> **Tugas 1**: Kembalikan bagian artikel tentang konten media sosial yang dibuka dengan kata-kata yang memuat "Tentu, sebagai orangtua" dan ditutup dengan "yang kita genggam.", tanpa mengubah apa pun.
> **Tugas 2**: Menurut artikel tentang konten media sosial, apa yang diibaratkan seperti emas yang begitu berharga?
> **Tugas 3**: Lanjutkan artikel tentang konten media sosial mulai sesudah kalimat terakhirnya.

### Kutipan Teks ###

Oleh: Ustaz Nurkholis Almahfoudz
Menjadi orang terkenal adalah sebuah kebanggaan tersendiri karena bisa menginspirasi banyak orang. Tetapi sangat disayangkan jika hanya demi menjadi terkenal banyak orang melakukan hal-hal yang kurang patut. Kalau kita mengamati konten di media sosial seperti Youtube, kita akan menemukan banyak konten yang sangat jauh dari manfaat. Konten-konten seperti pamer kekayaan, bercanda yang kelewatan, kata-kata kasar yang jauh dari kesopanan, dan lain sebagainya banyak bertebaran di media sosial. Lagi-lagi itu semua demi kepopuleran dan pendapatan (income). Lalu siapa yang diuntungkan dan siapa yang dirugikan?.
Saya yakin kita semua sudah tahu jawabannya. Semakin banyak viewers yang menonton konten tersebut maka pendapatan pemilik konten juga akan semakin naik. Jika viewers atau penonton tak pandai memfilter isi dari konten yang dilihatnya, maka hal-hal yang kurang patut secara otomatis akan memengaruhinya. Kalau sudah menimbulkan efek yang kurang baik, apakah pemilik konten mau bertanggungjawab? Mari kita merenung sejenak!
Usia anak-anak adalah ibarat emas yang begitu berharga. Saking berharganya, orangtua dan siapapun itu harus menjaga mereka dengan sebaik-baiknya. Sebab, pada usia-usia itulah karakter anak mulai dibentuk. Adab dan moral mulai ditanamkan karena mereka adalah generasi emas penerus masa depan. Kita juga sering mendengar ungkapan bahwa anak bagaikan kertas putih yang bersih. Kertas putih yang belum ada coretannya sama sekali, belum ada warna yang menghias di atasnya. Mau menjadi seperti apa ia kelak di masa depan itu semua tergantung coretan atau warna yang digoreskan di atasnya saat ini.
Tentu, sebagai orangtua dan guru dari anak-anak, kita semua berusaha untuk menggoreskan kebaikan-kebaikan pada mereka. Melukiskan warna yang seindah mungkin agar kelak mereka tumbuh menjadi generasi yang mengagumkan dan membanggakan.
Sebagai “pengukir” anak-anak, kita perlu menyadari bahwa setiap usaha yang kita lakukan sudah pasti ada tantangannya. Seperti yang sudah saya sebutkan di awal tulisan ini, salah satu tantangannya adalah derasnya serbuan konten-konten yang kurang mendidik di media sosial. Lalu, apa korelasi konten-konten tersebut dengan anak-anak?
Kita sekarang tak hidup di zaman batu, zaman yang belum ada kecanggihan teknologi seperti sekarang ini. Segala macam informasi, hiburan, pendidikan, hingga kebutuhan sehari-hari semuanya bisa kita peroleh dengan mudah. Mau informasi atau hiburan seperti apa semua tinggal klik di layar handphone yang kita genggam.

### Data Tersedia ###

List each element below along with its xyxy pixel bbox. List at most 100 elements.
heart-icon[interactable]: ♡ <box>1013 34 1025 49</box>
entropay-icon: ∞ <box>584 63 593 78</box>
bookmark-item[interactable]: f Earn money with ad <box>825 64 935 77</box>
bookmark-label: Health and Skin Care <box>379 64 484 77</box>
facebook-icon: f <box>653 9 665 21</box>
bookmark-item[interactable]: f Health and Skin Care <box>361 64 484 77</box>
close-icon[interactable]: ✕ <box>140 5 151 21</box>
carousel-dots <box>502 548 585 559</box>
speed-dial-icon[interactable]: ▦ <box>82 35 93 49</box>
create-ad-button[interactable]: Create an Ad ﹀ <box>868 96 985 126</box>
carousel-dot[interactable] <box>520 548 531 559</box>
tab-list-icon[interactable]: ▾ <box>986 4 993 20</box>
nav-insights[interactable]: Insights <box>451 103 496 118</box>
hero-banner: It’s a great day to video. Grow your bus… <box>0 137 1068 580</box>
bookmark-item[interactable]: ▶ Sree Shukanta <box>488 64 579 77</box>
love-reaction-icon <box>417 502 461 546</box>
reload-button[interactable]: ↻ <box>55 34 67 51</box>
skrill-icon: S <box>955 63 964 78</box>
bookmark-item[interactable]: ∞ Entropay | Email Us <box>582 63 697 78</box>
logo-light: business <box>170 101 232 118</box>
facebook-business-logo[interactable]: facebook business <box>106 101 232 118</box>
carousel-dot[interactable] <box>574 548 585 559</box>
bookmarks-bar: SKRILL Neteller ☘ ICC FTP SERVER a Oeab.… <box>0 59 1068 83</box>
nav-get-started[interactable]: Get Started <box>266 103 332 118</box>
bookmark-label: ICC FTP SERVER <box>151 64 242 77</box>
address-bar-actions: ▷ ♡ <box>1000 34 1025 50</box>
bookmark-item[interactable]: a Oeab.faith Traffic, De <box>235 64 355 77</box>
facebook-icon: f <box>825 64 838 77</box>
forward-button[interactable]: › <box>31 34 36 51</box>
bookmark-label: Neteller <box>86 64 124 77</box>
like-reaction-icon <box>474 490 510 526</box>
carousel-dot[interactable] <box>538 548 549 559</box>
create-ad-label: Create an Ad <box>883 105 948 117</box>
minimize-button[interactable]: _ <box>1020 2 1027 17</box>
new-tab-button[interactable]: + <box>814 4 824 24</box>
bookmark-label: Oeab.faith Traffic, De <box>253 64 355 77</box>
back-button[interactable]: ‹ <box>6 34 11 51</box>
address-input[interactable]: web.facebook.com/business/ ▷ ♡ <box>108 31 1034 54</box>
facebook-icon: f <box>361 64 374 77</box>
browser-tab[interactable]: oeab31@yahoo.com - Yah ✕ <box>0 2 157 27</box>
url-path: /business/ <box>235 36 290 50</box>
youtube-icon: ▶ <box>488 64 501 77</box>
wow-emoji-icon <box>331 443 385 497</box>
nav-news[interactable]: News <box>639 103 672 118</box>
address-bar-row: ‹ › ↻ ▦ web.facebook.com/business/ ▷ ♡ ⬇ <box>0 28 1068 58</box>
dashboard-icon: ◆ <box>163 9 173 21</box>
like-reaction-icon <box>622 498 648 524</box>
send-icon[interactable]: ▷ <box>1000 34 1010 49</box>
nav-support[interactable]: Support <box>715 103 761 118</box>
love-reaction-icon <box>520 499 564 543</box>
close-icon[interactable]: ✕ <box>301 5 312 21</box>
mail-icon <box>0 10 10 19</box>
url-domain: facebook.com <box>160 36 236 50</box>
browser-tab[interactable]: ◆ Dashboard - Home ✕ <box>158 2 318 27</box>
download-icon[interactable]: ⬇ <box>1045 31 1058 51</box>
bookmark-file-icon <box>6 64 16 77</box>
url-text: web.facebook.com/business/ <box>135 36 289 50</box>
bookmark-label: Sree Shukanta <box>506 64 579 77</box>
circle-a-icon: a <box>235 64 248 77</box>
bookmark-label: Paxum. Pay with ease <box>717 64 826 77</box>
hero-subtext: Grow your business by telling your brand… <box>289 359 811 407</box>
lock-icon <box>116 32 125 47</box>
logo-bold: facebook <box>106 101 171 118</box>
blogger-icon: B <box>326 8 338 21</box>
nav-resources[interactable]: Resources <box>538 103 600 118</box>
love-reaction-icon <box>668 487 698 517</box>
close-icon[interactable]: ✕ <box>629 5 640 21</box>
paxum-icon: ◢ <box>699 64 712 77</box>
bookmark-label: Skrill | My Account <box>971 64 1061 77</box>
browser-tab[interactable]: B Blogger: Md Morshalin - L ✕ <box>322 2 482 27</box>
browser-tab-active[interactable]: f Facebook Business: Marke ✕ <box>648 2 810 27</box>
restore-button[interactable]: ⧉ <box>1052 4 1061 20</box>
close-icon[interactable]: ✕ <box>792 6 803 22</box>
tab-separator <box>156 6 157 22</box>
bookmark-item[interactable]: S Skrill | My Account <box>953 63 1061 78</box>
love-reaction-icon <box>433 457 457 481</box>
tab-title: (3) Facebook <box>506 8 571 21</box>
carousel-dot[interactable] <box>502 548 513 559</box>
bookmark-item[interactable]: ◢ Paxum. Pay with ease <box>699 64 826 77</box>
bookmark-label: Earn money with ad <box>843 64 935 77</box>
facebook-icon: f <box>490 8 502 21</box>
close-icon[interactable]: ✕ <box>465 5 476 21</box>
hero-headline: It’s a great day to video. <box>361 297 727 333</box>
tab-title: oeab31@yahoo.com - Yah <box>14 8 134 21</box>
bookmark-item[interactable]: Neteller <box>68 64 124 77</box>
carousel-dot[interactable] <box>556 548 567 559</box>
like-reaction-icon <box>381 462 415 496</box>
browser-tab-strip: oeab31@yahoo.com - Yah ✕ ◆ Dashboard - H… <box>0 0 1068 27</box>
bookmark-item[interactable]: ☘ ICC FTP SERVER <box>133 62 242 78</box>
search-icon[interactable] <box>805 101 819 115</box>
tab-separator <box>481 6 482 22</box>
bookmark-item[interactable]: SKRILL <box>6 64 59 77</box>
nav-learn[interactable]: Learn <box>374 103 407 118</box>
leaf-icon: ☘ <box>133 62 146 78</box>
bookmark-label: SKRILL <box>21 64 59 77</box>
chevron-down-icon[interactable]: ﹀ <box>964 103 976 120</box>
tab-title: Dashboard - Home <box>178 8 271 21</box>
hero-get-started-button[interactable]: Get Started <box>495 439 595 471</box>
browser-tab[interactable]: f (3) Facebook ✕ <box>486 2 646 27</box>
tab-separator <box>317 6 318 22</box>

###

> **Jawaban 1**:
Tentu, sebagai orangtua dan guru dari anak-anak, kita semua berusaha untuk menggoreskan kebaikan-kebaikan pada mereka. Melukiskan warna yang seindah mungkin agar kelak mereka tumbuh menjadi generasi yang mengagumkan dan membanggakan.
Sebagai “pengukir” anak-anak, kita perlu menyadari bahwa setiap usaha yang kita lakukan sudah pasti ada tantangannya. Seperti yang sudah saya sebutkan di awal tulisan ini, salah satu tantangannya adalah derasnya serbuan konten-konten yang kurang mendidik di media sosial. Lalu, apa korelasi konten-konten tersebut dengan anak-anak?
Kita sekarang tak hidup di zaman batu, zaman yang belum ada kecanggihan teknologi seperti sekarang ini. Segala macam informasi, hiburan, pendidikan, hingga kebutuhan sehari-hari semuanya bisa kita peroleh dengan mudah. Mau informasi atau hiburan seperti apa semua tinggal klik di layar handphone yang kita genggam.

> **Jawaban 2**: Usia anak-anak.

> **Jawaban 3**:
Zaman sekarang ini, tak sulit kita temukan anak-anak yang sudah memegang handphone di tangannya. Entah itu handphone orang tuanya atau handphone miliknya sendiri. Itu real adanya, kemana-mana mereka selalu membawa handphone. Terlebih di masa pandemi covid-19 ini yang hampir semua rutinitas belajar mengajar dilakukan secara online.
Bukannya tidak percaya dengan anak-anak saat belajar online seperti sekarang ini, tetapi sebagai orang tua dan guru kita patut menjaga dan waspada agar anak-anak tidak terpengaruh hal-hal negatif dari handphone yang digenggamnya. Kita perlu mengawasi agar mereka tidak menonton hal-hal yang kurang patut, kita perlu menegur dengan bijak apabila mendapati mereka membuka hal-hal yang kurang baik. Itu semua demi kebaikan mereka di saat ini dan di masa yang akan datang nantinya.
Orangtua dan guru harus hadir sebagai sahabat dekat mereka, bukan menjadi sosok yang menakutkan sehingga mereka ketakutan dan menjauh. Kita perlu hadir “menyesuaikan” diri dengan mereka. Iya, kita yang berusaha menyesuaikan diri dengan mereka. Bukan sebaliknya, mereka yang kita tuntut untuk menyesuaikan dirinya dengan kita. Bukankah teladan kita baginda Nabi Muhammad saw pernah menasihatkan kepada kita untuk berbicara pada suatu kaum sesuai dengan kemampuan akalnya (khotibu an-nas biqodri uqulihim)?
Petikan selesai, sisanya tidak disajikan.